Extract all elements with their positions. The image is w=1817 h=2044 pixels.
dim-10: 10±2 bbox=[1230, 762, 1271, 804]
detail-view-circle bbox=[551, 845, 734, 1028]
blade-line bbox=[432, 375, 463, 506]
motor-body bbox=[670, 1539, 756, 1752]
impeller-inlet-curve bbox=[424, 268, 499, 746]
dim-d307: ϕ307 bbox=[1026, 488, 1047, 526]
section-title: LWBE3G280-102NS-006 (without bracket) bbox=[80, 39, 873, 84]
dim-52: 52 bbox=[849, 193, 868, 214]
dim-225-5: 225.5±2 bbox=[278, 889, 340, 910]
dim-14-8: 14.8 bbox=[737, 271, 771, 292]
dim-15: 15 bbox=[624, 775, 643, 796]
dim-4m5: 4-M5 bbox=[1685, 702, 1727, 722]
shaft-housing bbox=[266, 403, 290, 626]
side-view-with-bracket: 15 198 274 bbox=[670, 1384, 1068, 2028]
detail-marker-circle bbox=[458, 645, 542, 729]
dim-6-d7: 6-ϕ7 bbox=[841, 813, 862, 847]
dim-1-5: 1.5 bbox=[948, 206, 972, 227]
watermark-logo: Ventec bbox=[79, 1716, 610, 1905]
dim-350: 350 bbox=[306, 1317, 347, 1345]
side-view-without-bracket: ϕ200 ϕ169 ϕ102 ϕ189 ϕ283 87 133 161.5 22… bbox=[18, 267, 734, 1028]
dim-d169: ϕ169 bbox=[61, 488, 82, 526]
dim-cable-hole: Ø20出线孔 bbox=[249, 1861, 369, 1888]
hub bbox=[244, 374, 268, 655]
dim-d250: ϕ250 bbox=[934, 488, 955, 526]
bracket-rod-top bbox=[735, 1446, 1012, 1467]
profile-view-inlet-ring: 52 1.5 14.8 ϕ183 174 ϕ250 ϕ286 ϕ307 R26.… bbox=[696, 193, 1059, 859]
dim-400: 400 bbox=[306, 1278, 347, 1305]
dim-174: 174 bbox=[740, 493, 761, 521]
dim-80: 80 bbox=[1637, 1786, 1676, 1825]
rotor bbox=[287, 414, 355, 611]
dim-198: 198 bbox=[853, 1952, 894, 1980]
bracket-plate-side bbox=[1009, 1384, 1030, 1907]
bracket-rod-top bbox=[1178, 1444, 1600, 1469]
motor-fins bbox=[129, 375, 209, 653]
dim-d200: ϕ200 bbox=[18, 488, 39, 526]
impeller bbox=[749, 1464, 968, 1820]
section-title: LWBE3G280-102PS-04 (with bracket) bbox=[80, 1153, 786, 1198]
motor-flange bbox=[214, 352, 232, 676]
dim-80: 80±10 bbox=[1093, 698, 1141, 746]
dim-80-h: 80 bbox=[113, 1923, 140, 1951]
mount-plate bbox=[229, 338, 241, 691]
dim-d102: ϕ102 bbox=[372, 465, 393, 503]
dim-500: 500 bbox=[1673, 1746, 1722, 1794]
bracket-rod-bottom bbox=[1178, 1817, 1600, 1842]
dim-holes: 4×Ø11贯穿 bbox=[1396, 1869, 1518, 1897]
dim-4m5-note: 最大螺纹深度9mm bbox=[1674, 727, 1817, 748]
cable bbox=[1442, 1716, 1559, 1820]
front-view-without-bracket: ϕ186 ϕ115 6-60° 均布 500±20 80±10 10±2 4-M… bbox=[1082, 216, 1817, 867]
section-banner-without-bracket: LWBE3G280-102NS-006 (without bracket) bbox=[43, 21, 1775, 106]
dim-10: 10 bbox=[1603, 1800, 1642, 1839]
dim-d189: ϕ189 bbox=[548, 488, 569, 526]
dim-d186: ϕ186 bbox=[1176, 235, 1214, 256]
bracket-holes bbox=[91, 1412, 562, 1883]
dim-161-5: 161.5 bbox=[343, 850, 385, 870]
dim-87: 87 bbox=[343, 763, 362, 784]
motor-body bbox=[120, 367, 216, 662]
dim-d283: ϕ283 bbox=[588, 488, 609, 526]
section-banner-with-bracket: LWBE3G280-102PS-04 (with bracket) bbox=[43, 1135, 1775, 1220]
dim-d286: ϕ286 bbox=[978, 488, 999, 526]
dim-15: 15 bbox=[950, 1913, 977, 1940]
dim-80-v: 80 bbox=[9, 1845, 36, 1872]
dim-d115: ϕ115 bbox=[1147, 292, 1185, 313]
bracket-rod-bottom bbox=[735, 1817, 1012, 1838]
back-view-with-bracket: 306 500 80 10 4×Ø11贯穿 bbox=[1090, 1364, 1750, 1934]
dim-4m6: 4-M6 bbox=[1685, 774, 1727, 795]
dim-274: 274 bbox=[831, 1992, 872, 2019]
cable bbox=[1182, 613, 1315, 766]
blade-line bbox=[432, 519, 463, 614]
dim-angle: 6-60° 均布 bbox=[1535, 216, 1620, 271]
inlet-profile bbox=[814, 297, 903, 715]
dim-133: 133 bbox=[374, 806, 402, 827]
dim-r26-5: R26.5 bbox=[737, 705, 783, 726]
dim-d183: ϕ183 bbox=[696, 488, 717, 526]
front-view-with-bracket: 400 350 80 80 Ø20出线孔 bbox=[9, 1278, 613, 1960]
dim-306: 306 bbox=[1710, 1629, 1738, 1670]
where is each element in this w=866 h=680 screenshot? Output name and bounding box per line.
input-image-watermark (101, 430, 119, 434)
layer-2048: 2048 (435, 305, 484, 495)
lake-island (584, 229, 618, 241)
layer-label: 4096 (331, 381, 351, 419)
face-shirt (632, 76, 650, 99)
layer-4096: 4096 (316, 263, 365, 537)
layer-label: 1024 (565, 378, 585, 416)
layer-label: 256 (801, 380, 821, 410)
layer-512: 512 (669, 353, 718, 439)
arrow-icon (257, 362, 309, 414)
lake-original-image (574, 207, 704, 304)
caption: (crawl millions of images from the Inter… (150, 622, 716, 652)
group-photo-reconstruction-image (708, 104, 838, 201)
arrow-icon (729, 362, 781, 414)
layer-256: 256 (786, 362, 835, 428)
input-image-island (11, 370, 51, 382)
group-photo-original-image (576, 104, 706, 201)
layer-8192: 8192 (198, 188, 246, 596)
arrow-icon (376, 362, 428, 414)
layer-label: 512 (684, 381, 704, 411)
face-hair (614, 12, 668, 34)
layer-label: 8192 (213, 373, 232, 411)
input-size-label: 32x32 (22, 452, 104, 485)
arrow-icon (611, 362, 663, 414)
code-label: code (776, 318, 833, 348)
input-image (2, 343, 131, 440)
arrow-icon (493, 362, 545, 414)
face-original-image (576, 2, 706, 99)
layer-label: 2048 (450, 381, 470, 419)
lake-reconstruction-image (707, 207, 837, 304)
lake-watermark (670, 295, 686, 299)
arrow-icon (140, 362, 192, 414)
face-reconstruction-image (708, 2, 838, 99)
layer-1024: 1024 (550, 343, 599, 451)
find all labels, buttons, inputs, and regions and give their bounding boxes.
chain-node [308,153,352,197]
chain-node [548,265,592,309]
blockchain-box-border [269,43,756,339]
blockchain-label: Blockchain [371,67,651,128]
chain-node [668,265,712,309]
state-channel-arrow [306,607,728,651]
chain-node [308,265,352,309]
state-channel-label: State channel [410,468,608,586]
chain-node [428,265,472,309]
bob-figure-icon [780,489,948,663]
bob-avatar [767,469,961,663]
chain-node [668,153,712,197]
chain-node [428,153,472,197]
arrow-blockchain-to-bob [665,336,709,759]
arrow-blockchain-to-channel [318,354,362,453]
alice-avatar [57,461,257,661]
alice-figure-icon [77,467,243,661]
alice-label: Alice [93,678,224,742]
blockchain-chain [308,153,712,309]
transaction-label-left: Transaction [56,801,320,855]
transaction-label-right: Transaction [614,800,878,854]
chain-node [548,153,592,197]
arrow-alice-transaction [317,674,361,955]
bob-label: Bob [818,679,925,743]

**EXERCISE:** Rename "motor-body" to "motor-housing" in the records from the start up to and including the line with "detail-marker-circle bbox=[458, 645, 542, 729]", and give those lines again with everything else unchanged.

**ANSWER FOR THE TASK:**
Extract all elements with their positions. The image is w=1817 h=2044 pixels.
dim-10: 10±2 bbox=[1230, 762, 1271, 804]
detail-view-circle bbox=[551, 845, 734, 1028]
blade-line bbox=[432, 375, 463, 506]
motor-housing bbox=[670, 1539, 756, 1752]
impeller-inlet-curve bbox=[424, 268, 499, 746]
dim-d307: ϕ307 bbox=[1026, 488, 1047, 526]
section-title: LWBE3G280-102NS-006 (without bracket) bbox=[80, 39, 873, 84]
dim-52: 52 bbox=[849, 193, 868, 214]
dim-225-5: 225.5±2 bbox=[278, 889, 340, 910]
dim-14-8: 14.8 bbox=[737, 271, 771, 292]
dim-15: 15 bbox=[624, 775, 643, 796]
dim-4m5: 4-M5 bbox=[1685, 702, 1727, 722]
shaft-housing bbox=[266, 403, 290, 626]
side-view-with-bracket: 15 198 274 bbox=[670, 1384, 1068, 2028]
detail-marker-circle bbox=[458, 645, 542, 729]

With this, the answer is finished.